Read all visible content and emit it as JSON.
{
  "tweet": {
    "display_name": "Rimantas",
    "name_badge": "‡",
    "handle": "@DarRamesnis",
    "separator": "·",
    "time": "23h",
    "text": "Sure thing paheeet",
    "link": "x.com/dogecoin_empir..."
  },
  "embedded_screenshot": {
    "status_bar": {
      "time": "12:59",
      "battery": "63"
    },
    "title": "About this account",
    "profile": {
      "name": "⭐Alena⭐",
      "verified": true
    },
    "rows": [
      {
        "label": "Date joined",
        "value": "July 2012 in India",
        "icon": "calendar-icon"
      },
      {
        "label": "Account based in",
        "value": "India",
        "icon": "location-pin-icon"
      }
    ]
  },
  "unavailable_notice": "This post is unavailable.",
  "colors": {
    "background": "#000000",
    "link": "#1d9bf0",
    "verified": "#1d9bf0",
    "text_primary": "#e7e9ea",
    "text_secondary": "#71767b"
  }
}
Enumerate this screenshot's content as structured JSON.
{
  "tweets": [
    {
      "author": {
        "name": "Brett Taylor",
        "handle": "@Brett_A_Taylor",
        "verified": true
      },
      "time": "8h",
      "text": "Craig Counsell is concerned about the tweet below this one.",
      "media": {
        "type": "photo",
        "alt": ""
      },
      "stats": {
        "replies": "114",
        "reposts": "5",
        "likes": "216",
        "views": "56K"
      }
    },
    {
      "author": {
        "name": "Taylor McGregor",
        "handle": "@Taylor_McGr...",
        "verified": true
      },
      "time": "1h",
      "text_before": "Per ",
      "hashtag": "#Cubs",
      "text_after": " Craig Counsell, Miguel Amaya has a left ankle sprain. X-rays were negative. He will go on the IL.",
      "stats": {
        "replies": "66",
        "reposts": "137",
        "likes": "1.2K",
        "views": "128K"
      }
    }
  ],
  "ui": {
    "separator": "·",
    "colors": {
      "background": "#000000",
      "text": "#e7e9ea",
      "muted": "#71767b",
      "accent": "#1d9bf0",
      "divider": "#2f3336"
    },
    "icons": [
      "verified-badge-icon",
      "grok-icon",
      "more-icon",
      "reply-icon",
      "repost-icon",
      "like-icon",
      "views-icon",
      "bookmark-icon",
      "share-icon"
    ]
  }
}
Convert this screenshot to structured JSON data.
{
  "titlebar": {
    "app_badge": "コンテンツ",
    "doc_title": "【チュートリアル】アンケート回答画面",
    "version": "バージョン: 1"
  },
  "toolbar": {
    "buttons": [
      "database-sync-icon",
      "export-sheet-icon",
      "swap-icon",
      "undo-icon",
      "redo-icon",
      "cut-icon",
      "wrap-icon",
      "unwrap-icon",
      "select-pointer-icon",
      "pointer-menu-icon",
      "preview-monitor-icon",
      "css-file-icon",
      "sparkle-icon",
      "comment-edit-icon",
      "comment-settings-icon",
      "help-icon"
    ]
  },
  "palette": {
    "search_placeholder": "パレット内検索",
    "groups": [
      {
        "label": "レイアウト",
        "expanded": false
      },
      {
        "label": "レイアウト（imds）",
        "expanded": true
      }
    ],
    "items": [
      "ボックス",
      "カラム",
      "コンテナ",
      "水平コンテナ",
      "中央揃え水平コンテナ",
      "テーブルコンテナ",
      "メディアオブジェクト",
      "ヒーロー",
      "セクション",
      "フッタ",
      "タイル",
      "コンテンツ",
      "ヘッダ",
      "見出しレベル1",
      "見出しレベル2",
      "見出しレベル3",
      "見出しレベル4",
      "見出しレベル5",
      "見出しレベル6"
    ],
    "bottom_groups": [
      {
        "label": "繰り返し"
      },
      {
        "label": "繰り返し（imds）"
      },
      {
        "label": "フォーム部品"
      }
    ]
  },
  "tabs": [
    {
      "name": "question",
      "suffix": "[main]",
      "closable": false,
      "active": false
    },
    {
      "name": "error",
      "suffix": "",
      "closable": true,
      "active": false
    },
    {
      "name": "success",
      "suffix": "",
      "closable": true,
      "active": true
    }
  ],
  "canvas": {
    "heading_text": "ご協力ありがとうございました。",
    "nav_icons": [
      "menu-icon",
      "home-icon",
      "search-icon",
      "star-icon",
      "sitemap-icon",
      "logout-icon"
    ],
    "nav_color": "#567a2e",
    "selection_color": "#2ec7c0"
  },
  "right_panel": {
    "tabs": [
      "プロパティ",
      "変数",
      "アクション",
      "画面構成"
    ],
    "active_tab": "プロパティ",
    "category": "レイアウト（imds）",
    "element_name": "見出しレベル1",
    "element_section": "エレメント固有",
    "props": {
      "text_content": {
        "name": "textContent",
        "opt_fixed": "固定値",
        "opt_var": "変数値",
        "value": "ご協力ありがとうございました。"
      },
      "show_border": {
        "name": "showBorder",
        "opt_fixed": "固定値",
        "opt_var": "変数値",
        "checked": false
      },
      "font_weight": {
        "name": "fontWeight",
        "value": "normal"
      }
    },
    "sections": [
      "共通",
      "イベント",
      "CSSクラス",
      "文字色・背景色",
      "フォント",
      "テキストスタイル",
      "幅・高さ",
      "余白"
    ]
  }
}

● ● ●

Repeat every record exactly as written, please.

Read all visible content and emit it as JSON.
{
  "tweet": {
    "display_name": "Rimantas",
    "name_badge": "‡",
    "handle": "@DarRamesnis",
    "separator": "·",
    "time": "23h",
    "text": "Sure thing paheeet",
    "link": "x.com/dogecoin_empir..."
  },
  "embedded_screenshot": {
    "status_bar": {
      "time": "12:59",
      "battery": "63"
    },
    "title": "About this account",
    "profile": {
      "name": "⭐Alena⭐",
      "verified": true
    },
    "rows": [
      {
        "label": "Date joined",
        "value": "July 2012 in India",
        "icon": "calendar-icon"
      },
      {
        "label": "Account based in",
        "value": "India",
        "icon": "location-pin-icon"
      }
    ]
  },
  "unavailable_notice": "This post is unavailable.",
  "colors": {
    "background": "#000000",
    "link": "#1d9bf0",
    "verified": "#1d9bf0",
    "text_primary": "#e7e9ea",
    "text_secondary": "#71767b"
  }
}
Enumerate this screenshot's content as structured JSON.
{
  "tweets": [
    {
      "author": {
        "name": "Brett Taylor",
        "handle": "@Brett_A_Taylor",
        "verified": true
      },
      "time": "8h",
      "text": "Craig Counsell is concerned about the tweet below this one.",
      "media": {
        "type": "photo",
        "alt": ""
      },
      "stats": {
        "replies": "114",
        "reposts": "5",
        "likes": "216",
        "views": "56K"
      }
    },
    {
      "author": {
        "name": "Taylor McGregor",
        "handle": "@Taylor_McGr...",
        "verified": true
      },
      "time": "1h",
      "text_before": "Per ",
      "hashtag": "#Cubs",
      "text_after": " Craig Counsell, Miguel Amaya has a left ankle sprain. X-rays were negative. He will go on the IL.",
      "stats": {
        "replies": "66",
        "reposts": "137",
        "likes": "1.2K",
        "views": "128K"
      }
    }
  ],
  "ui": {
    "separator": "·",
    "colors": {
      "background": "#000000",
      "text": "#e7e9ea",
      "muted": "#71767b",
      "accent": "#1d9bf0",
      "divider": "#2f3336"
    },
    "icons": [
      "verified-badge-icon",
      "grok-icon",
      "more-icon",
      "reply-icon",
      "repost-icon",
      "like-icon",
      "views-icon",
      "bookmark-icon",
      "share-icon"
    ]
  }
}
Convert this screenshot to structured JSON data.
{
  "titlebar": {
    "app_badge": "コンテンツ",
    "doc_title": "【チュートリアル】アンケート回答画面",
    "version": "バージョン: 1"
  },
  "toolbar": {
    "buttons": [
      "database-sync-icon",
      "export-sheet-icon",
      "swap-icon",
      "undo-icon",
      "redo-icon",
      "cut-icon",
      "wrap-icon",
      "unwrap-icon",
      "select-pointer-icon",
      "pointer-menu-icon",
      "preview-monitor-icon",
      "css-file-icon",
      "sparkle-icon",
      "comment-edit-icon",
      "comment-settings-icon",
      "help-icon"
    ]
  },
  "palette": {
    "search_placeholder": "パレット内検索",
    "groups": [
      {
        "label": "レイアウト",
        "expanded": false
      },
      {
        "label": "レイアウト（imds）",
        "expanded": true
      }
    ],
    "items": [
      "ボックス",
      "カラム",
      "コンテナ",
      "水平コンテナ",
      "中央揃え水平コンテナ",
      "テーブルコンテナ",
      "メディアオブジェクト",
      "ヒーロー",
      "セクション",
      "フッタ",
      "タイル",
      "コンテンツ",
      "ヘッダ",
      "見出しレベル1",
      "見出しレベル2",
      "見出しレベル3",
      "見出しレベル4",
      "見出しレベル5",
      "見出しレベル6"
    ],
    "bottom_groups": [
      {
        "label": "繰り返し"
      },
      {
        "label": "繰り返し（imds）"
      },
      {
        "label": "フォーム部品"
      }
    ]
  },
  "tabs": [
    {
      "name": "question",
      "suffix": "[main]",
      "closable": false,
      "active": false
    },
    {
      "name": "error",
      "suffix": "",
      "closable": true,
      "active": false
    },
    {
      "name": "success",
      "suffix": "",
      "closable": true,
      "active": true
    }
  ],
  "canvas": {
    "heading_text": "ご協力ありがとうございました。",
    "nav_icons": [
      "menu-icon",
      "home-icon",
      "search-icon",
      "star-icon",
      "sitemap-icon",
      "logout-icon"
    ],
    "nav_color": "#567a2e",
    "selection_color": "#2ec7c0"
  },
  "right_panel": {
    "tabs": [
      "プロパティ",
      "変数",
      "アクション",
      "画面構成"
    ],
    "active_tab": "プロパティ",
    "category": "レイアウト（imds）",
    "element_name": "見出しレベル1",
    "element_section": "エレメント固有",
    "props": {
      "text_content": {
        "name": "textContent",
        "opt_fixed": "固定値",
        "opt_var": "変数値",
        "value": "ご協力ありがとうございました。"
      },
      "show_border": {
        "name": "showBorder",
        "opt_fixed": "固定値",
        "opt_var": "変数値",
        "checked": false
      },
      "font_weight": {
        "name": "fontWeight",
        "value": "normal"
      }
    },
    "sections": [
      "共通",
      "イベント",
      "CSSクラス",
      "文字色・背景色",
      "フォント",
      "テキストスタイル",
      "幅・高さ",
      "余白"
    ]
  }
}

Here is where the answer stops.